Written instruction. Write the entries out again exactly as they stand, but without the pictures.

Supplied information.
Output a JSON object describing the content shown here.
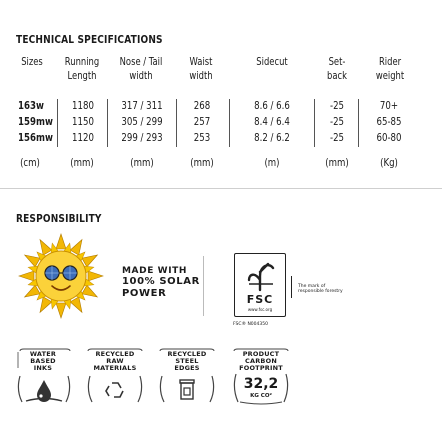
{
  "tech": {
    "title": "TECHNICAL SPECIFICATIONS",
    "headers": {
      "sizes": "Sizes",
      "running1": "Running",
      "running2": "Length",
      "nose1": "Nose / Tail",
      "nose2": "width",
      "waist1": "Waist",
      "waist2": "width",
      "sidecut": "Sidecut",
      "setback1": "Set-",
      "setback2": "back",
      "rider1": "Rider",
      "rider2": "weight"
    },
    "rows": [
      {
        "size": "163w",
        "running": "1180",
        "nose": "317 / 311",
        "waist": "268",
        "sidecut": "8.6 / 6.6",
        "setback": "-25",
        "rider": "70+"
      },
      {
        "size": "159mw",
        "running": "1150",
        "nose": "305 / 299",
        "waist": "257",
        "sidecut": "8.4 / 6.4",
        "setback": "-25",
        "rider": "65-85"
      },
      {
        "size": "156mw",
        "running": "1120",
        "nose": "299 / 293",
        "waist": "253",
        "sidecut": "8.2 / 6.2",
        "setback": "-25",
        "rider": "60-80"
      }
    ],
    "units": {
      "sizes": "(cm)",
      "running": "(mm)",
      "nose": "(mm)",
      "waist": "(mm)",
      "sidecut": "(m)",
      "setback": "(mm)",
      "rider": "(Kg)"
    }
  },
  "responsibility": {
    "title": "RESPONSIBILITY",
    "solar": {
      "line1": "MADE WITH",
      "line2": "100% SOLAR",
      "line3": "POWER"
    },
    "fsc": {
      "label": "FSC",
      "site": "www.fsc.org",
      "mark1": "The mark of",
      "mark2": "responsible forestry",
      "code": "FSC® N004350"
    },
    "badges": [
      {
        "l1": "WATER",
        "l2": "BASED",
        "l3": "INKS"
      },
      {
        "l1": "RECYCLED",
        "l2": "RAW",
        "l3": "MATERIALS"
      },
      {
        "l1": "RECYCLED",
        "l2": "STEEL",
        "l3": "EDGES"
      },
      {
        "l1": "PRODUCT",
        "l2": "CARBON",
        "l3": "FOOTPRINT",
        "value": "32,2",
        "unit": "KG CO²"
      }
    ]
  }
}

Exercise response.
Output a JSON object describing the content shown here.
{
  "tech": {
    "title": "TECHNICAL SPECIFICATIONS",
    "headers": {
      "sizes": "Sizes",
      "running1": "Running",
      "running2": "Length",
      "nose1": "Nose / Tail",
      "nose2": "width",
      "waist1": "Waist",
      "waist2": "width",
      "sidecut": "Sidecut",
      "setback1": "Set-",
      "setback2": "back",
      "rider1": "Rider",
      "rider2": "weight"
    },
    "rows": [
      {
        "size": "163w",
        "running": "1180",
        "nose": "317 / 311",
        "waist": "268",
        "sidecut": "8.6 / 6.6",
        "setback": "-25",
        "rider": "70+"
      },
      {
        "size": "159mw",
        "running": "1150",
        "nose": "305 / 299",
        "waist": "257",
        "sidecut": "8.4 / 6.4",
        "setback": "-25",
        "rider": "65-85"
      },
      {
        "size": "156mw",
        "running": "1120",
        "nose": "299 / 293",
        "waist": "253",
        "sidecut": "8.2 / 6.2",
        "setback": "-25",
        "rider": "60-80"
      }
    ],
    "units": {
      "sizes": "(cm)",
      "running": "(mm)",
      "nose": "(mm)",
      "waist": "(mm)",
      "sidecut": "(m)",
      "setback": "(mm)",
      "rider": "(Kg)"
    }
  },
  "responsibility": {
    "title": "RESPONSIBILITY",
    "solar": {
      "line1": "MADE WITH",
      "line2": "100% SOLAR",
      "line3": "POWER"
    },
    "fsc": {
      "label": "FSC",
      "site": "www.fsc.org",
      "mark1": "The mark of",
      "mark2": "responsible forestry",
      "code": "FSC® N004350"
    },
    "badges": [
      {
        "l1": "WATER",
        "l2": "BASED",
        "l3": "INKS"
      },
      {
        "l1": "RECYCLED",
        "l2": "RAW",
        "l3": "MATERIALS"
      },
      {
        "l1": "RECYCLED",
        "l2": "STEEL",
        "l3": "EDGES"
      },
      {
        "l1": "PRODUCT",
        "l2": "CARBON",
        "l3": "FOOTPRINT",
        "value": "32,2",
        "unit": "KG CO²"
      }
    ]
  }
}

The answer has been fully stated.